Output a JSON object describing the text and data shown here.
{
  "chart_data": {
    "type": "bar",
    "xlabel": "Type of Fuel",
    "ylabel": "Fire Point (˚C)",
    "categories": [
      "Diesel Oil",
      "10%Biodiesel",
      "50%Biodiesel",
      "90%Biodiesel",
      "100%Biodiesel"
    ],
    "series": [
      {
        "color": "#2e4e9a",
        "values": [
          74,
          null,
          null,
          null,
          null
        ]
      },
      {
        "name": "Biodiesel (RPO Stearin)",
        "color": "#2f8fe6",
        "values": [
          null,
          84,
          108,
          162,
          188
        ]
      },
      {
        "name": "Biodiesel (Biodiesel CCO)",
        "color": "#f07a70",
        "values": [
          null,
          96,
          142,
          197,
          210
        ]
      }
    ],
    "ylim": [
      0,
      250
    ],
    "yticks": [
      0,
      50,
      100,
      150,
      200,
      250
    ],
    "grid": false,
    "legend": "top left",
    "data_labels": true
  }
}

**Given problem**
Take the lines above and print them exactly.

**Answer to the problem**
Output a JSON object describing the text and data shown here.
{
  "chart_data": {
    "type": "bar",
    "xlabel": "Type of Fuel",
    "ylabel": "Fire Point (˚C)",
    "categories": [
      "Diesel Oil",
      "10%Biodiesel",
      "50%Biodiesel",
      "90%Biodiesel",
      "100%Biodiesel"
    ],
    "series": [
      {
        "color": "#2e4e9a",
        "values": [
          74,
          null,
          null,
          null,
          null
        ]
      },
      {
        "name": "Biodiesel (RPO Stearin)",
        "color": "#2f8fe6",
        "values": [
          null,
          84,
          108,
          162,
          188
        ]
      },
      {
        "name": "Biodiesel (Biodiesel CCO)",
        "color": "#f07a70",
        "values": [
          null,
          96,
          142,
          197,
          210
        ]
      }
    ],
    "ylim": [
      0,
      250
    ],
    "yticks": [
      0,
      50,
      100,
      150,
      200,
      250
    ],
    "grid": false,
    "legend": "top left",
    "data_labels": true
  }
}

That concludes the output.